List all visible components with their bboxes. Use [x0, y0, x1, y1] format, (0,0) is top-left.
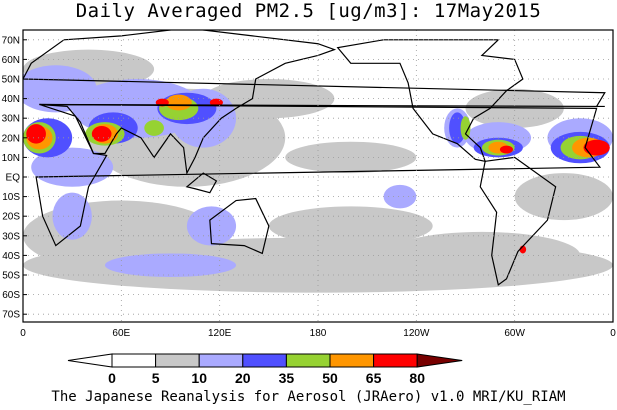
- colorbar-box: [111, 353, 157, 368]
- pm25-contour: [26, 124, 46, 144]
- lat-label: 10S: [2, 192, 20, 203]
- pm25-contour: [449, 112, 466, 144]
- lat-label: 60S: [2, 290, 20, 301]
- pm25-contour: [104, 253, 237, 277]
- colorbar-label: 0: [108, 370, 116, 386]
- lon-label: 0: [20, 328, 26, 339]
- pm25-contour: [383, 184, 417, 209]
- colorbar-max-arrow: [416, 353, 463, 368]
- colorbar-box: [285, 353, 331, 368]
- lat-label: 20N: [2, 133, 20, 144]
- lat-label: 70N: [2, 35, 20, 46]
- colorbar-label: 65: [366, 370, 382, 386]
- colorbar-label: 50: [322, 370, 338, 386]
- pm25-contour: [268, 206, 433, 246]
- lat-label: 50S: [2, 271, 20, 282]
- lat-label: EQ: [6, 173, 21, 184]
- map-title: Daily Averaged PM2.5 [ug/m3]: 17May2015: [75, 0, 542, 22]
- coastline: [479, 156, 557, 286]
- lon-label: 60E: [112, 328, 130, 339]
- footer-credit: The Japanese Reanalysis for Aerosol (JRA…: [51, 389, 566, 405]
- lat-label: 30N: [2, 114, 20, 125]
- lon-label: 180: [310, 328, 327, 339]
- pm25-contour: [499, 145, 514, 154]
- lat-label: 10N: [2, 153, 20, 164]
- coastline: [336, 39, 524, 163]
- pm25-contour: [460, 116, 471, 140]
- lat-label: 20S: [2, 212, 20, 223]
- colorbar-box: [373, 353, 418, 368]
- colorbar-box: [198, 353, 244, 368]
- pm25-field: [23, 49, 613, 293]
- colorbar-box: [155, 353, 200, 368]
- pm25-contour: [52, 192, 92, 240]
- lon-label: 120W: [403, 328, 430, 339]
- colorbar: 0 5 10 20 35 50 65 80: [67, 353, 463, 386]
- colorbar-box: [242, 353, 287, 368]
- lon-labels: 0 60E 120E 180 120W 60W 0: [20, 328, 616, 339]
- coastline: [185, 172, 218, 194]
- lon-label: 0: [610, 328, 616, 339]
- pm25-contour: [285, 141, 417, 174]
- lon-label: 120E: [208, 328, 232, 339]
- lat-label: 40N: [2, 94, 20, 105]
- coastline: [209, 197, 270, 255]
- colorbar-min-arrow: [67, 353, 113, 368]
- pm25-contour: [383, 231, 581, 279]
- pm25-contour: [91, 126, 112, 142]
- pm25-contour: [144, 120, 164, 136]
- colorbar-label: 20: [235, 370, 251, 386]
- pm25-contour: [583, 139, 610, 156]
- colorbar-label: 35: [279, 370, 295, 386]
- lat-label: 50N: [2, 75, 20, 86]
- coastline: [35, 103, 602, 247]
- colorbar-box: [329, 353, 375, 368]
- colorbar-label: 5: [152, 370, 160, 386]
- lat-label: 30S: [2, 231, 20, 242]
- coastlines: [23, 30, 606, 286]
- pm25-contour: [165, 94, 192, 111]
- colorbar-label: 80: [409, 370, 425, 386]
- lat-label: 70S: [2, 310, 20, 321]
- map-frame: [22, 29, 614, 323]
- lat-label: 40S: [2, 251, 20, 262]
- colorbar-label: 10: [191, 370, 207, 386]
- lon-label: 60W: [504, 328, 525, 339]
- lat-labels: 70N 60N 50N 40N 30N 20N 10N EQ 10S 20S 30S 40S 50S 60…: [2, 35, 27, 321]
- gridlines: [23, 30, 613, 322]
- lat-label: 60N: [2, 55, 20, 66]
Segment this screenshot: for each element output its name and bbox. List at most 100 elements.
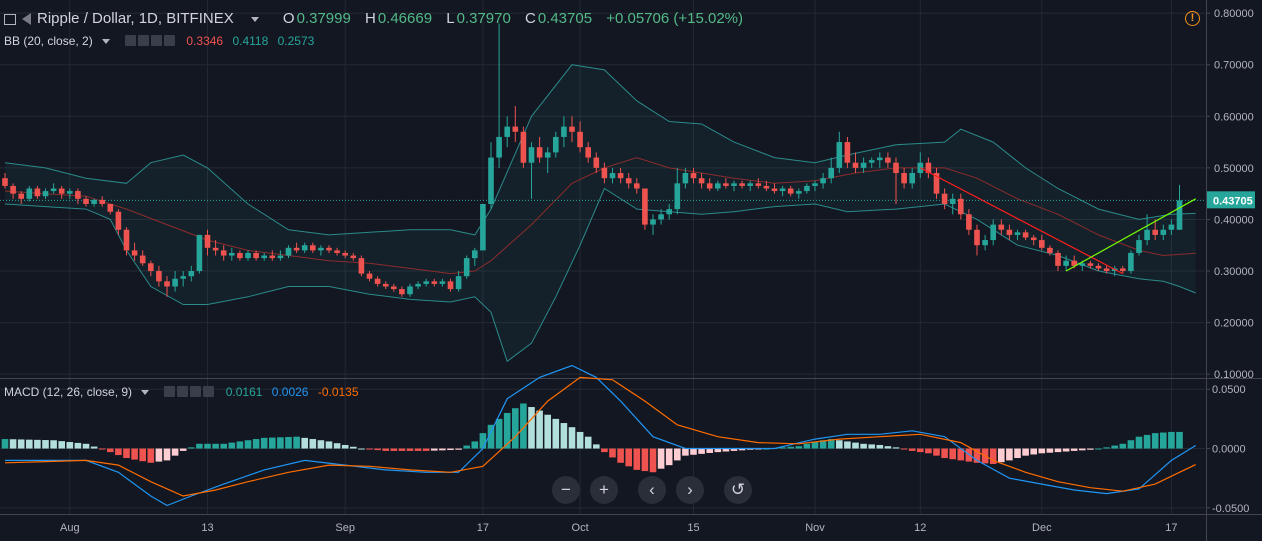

· · ·

**PROMPT**
Reproduce all of the rows above word for word, leaving out the pictures.

**REPLY TO THE EXERCISE**
List all visible components with their bboxes. Use [x0, y0, x1, y1] format, (0,0) is top-left.
- colorbar-box: [111, 353, 157, 368]
- pm25-contour: [26, 124, 46, 144]
- lat-label: 10S: [2, 192, 20, 203]
- pm25-contour: [449, 112, 466, 144]
- lat-label: 60S: [2, 290, 20, 301]
- pm25-contour: [104, 253, 237, 277]
- colorbar-label: 0: [108, 370, 116, 386]
- lon-label: 0: [20, 328, 26, 339]
- pm25-contour: [383, 184, 417, 209]
- colorbar-max-arrow: [416, 353, 463, 368]
- colorbar-box: [285, 353, 331, 368]
- lat-label: 20N: [2, 133, 20, 144]
- lat-label: 70N: [2, 35, 20, 46]
- colorbar-label: 65: [366, 370, 382, 386]
- colorbar-label: 50: [322, 370, 338, 386]
- pm25-contour: [268, 206, 433, 246]
- lat-label: 50S: [2, 271, 20, 282]
- lat-label: EQ: [6, 173, 21, 184]
- map-title: Daily Averaged PM2.5 [ug/m3]: 17May2015: [75, 0, 542, 22]
- coastline: [479, 156, 557, 286]
- lon-label: 60E: [112, 328, 130, 339]
- footer-credit: The Japanese Reanalysis for Aerosol (JRA…: [51, 389, 566, 405]
- lat-label: 30N: [2, 114, 20, 125]
- lon-label: 180: [310, 328, 327, 339]
- pm25-contour: [499, 145, 514, 154]
- lat-label: 10N: [2, 153, 20, 164]
- coastline: [336, 39, 524, 163]
- pm25-contour: [460, 116, 471, 140]
- lat-label: 20S: [2, 212, 20, 223]
- colorbar-box: [373, 353, 418, 368]
- colorbar-box: [198, 353, 244, 368]
- pm25-field: [23, 49, 613, 293]
- colorbar-box: [155, 353, 200, 368]
- pm25-contour: [52, 192, 92, 240]
- lon-label: 120W: [403, 328, 430, 339]
- colorbar: 0 5 10 20 35 50 65 80: [67, 353, 463, 386]
- colorbar-box: [242, 353, 287, 368]
- lon-labels: 0 60E 120E 180 120W 60W 0: [20, 328, 616, 339]
- coastline: [185, 172, 218, 194]
- lon-label: 0: [610, 328, 616, 339]
- pm25-contour: [285, 141, 417, 174]
- lon-label: 120E: [208, 328, 232, 339]
- lat-label: 40N: [2, 94, 20, 105]
- coastline: [209, 197, 270, 255]
- colorbar-min-arrow: [67, 353, 113, 368]
- pm25-contour: [383, 231, 581, 279]
- pm25-contour: [91, 126, 112, 142]
- pm25-contour: [144, 120, 164, 136]
- colorbar-label: 20: [235, 370, 251, 386]
- pm25-contour: [583, 139, 610, 156]
- colorbar-label: 35: [279, 370, 295, 386]
- lat-label: 50N: [2, 75, 20, 86]
- coastline: [35, 103, 602, 247]
- colorbar-box: [329, 353, 375, 368]
- colorbar-label: 5: [152, 370, 160, 386]
- lat-label: 30S: [2, 231, 20, 242]
- coastlines: [23, 30, 606, 286]
- pm25-contour: [165, 94, 192, 111]
- colorbar-label: 80: [409, 370, 425, 386]
- lat-label: 70S: [2, 310, 20, 321]
- map-frame: [22, 29, 614, 323]
- lat-label: 40S: [2, 251, 20, 262]
- colorbar-label: 10: [191, 370, 207, 386]
- lon-label: 60W: [504, 328, 525, 339]
- lat-labels: 70N 60N 50N 40N 30N 20N 10N EQ 10S 20S 30S 40S 50S 60…: [2, 35, 27, 321]
- gridlines: [23, 30, 613, 322]
- lat-label: 60N: [2, 55, 20, 66]
Segment this screenshot: for each element output its name and bbox. List at most 100 elements.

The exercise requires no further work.